- [Data supplied]
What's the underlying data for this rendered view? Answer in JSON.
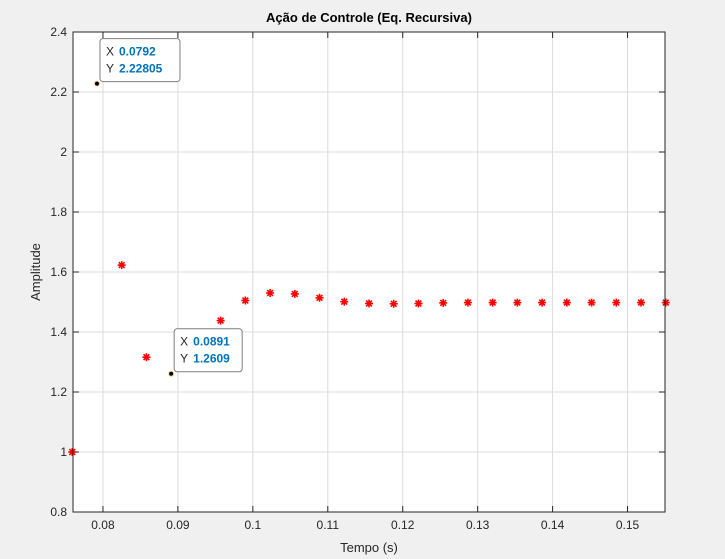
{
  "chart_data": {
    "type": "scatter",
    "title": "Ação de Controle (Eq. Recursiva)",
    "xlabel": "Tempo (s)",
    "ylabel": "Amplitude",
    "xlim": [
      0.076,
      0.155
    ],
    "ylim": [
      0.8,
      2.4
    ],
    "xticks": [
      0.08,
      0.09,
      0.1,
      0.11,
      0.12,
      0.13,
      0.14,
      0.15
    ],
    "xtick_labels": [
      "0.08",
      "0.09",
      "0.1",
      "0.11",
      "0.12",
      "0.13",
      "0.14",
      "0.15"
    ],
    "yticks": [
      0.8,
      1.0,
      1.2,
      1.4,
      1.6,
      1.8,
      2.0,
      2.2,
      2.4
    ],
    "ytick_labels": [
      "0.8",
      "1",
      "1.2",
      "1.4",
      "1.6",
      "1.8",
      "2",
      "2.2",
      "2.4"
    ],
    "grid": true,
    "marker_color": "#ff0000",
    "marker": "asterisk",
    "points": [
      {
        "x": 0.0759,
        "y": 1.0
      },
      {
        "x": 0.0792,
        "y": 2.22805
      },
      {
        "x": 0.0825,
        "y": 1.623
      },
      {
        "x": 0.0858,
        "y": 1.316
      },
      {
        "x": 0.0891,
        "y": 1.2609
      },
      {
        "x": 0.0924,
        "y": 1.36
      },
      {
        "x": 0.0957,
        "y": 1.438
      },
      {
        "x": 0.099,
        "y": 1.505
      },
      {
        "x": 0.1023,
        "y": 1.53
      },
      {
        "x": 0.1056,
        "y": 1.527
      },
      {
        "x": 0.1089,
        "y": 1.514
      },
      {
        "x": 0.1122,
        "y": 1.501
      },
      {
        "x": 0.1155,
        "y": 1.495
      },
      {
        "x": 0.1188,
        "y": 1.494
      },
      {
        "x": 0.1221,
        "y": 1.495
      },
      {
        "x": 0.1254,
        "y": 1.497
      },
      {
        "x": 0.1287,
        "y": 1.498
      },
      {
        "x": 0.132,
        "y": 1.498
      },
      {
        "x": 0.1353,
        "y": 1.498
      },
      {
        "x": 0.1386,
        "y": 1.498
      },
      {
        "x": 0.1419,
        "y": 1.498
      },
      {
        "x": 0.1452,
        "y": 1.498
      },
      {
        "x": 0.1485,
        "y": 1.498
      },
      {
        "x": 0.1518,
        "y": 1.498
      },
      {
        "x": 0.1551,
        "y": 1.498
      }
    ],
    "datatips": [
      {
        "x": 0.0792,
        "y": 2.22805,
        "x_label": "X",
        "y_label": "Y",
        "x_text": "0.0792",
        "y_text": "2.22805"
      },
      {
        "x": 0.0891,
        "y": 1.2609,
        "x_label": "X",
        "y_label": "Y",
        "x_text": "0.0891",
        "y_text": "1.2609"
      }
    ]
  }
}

- [What to work on] Without the pictures, retype the whole of the material above exactly.

- [Correct response]
What's the underlying data for this rendered view? Answer in JSON.
{
  "chart_data": {
    "type": "scatter",
    "title": "Ação de Controle (Eq. Recursiva)",
    "xlabel": "Tempo (s)",
    "ylabel": "Amplitude",
    "xlim": [
      0.076,
      0.155
    ],
    "ylim": [
      0.8,
      2.4
    ],
    "xticks": [
      0.08,
      0.09,
      0.1,
      0.11,
      0.12,
      0.13,
      0.14,
      0.15
    ],
    "xtick_labels": [
      "0.08",
      "0.09",
      "0.1",
      "0.11",
      "0.12",
      "0.13",
      "0.14",
      "0.15"
    ],
    "yticks": [
      0.8,
      1.0,
      1.2,
      1.4,
      1.6,
      1.8,
      2.0,
      2.2,
      2.4
    ],
    "ytick_labels": [
      "0.8",
      "1",
      "1.2",
      "1.4",
      "1.6",
      "1.8",
      "2",
      "2.2",
      "2.4"
    ],
    "grid": true,
    "marker_color": "#ff0000",
    "marker": "asterisk",
    "points": [
      {
        "x": 0.0759,
        "y": 1.0
      },
      {
        "x": 0.0792,
        "y": 2.22805
      },
      {
        "x": 0.0825,
        "y": 1.623
      },
      {
        "x": 0.0858,
        "y": 1.316
      },
      {
        "x": 0.0891,
        "y": 1.2609
      },
      {
        "x": 0.0924,
        "y": 1.36
      },
      {
        "x": 0.0957,
        "y": 1.438
      },
      {
        "x": 0.099,
        "y": 1.505
      },
      {
        "x": 0.1023,
        "y": 1.53
      },
      {
        "x": 0.1056,
        "y": 1.527
      },
      {
        "x": 0.1089,
        "y": 1.514
      },
      {
        "x": 0.1122,
        "y": 1.501
      },
      {
        "x": 0.1155,
        "y": 1.495
      },
      {
        "x": 0.1188,
        "y": 1.494
      },
      {
        "x": 0.1221,
        "y": 1.495
      },
      {
        "x": 0.1254,
        "y": 1.497
      },
      {
        "x": 0.1287,
        "y": 1.498
      },
      {
        "x": 0.132,
        "y": 1.498
      },
      {
        "x": 0.1353,
        "y": 1.498
      },
      {
        "x": 0.1386,
        "y": 1.498
      },
      {
        "x": 0.1419,
        "y": 1.498
      },
      {
        "x": 0.1452,
        "y": 1.498
      },
      {
        "x": 0.1485,
        "y": 1.498
      },
      {
        "x": 0.1518,
        "y": 1.498
      },
      {
        "x": 0.1551,
        "y": 1.498
      }
    ],
    "datatips": [
      {
        "x": 0.0792,
        "y": 2.22805,
        "x_label": "X",
        "y_label": "Y",
        "x_text": "0.0792",
        "y_text": "2.22805"
      },
      {
        "x": 0.0891,
        "y": 1.2609,
        "x_label": "X",
        "y_label": "Y",
        "x_text": "0.0891",
        "y_text": "1.2609"
      }
    ]
  }
}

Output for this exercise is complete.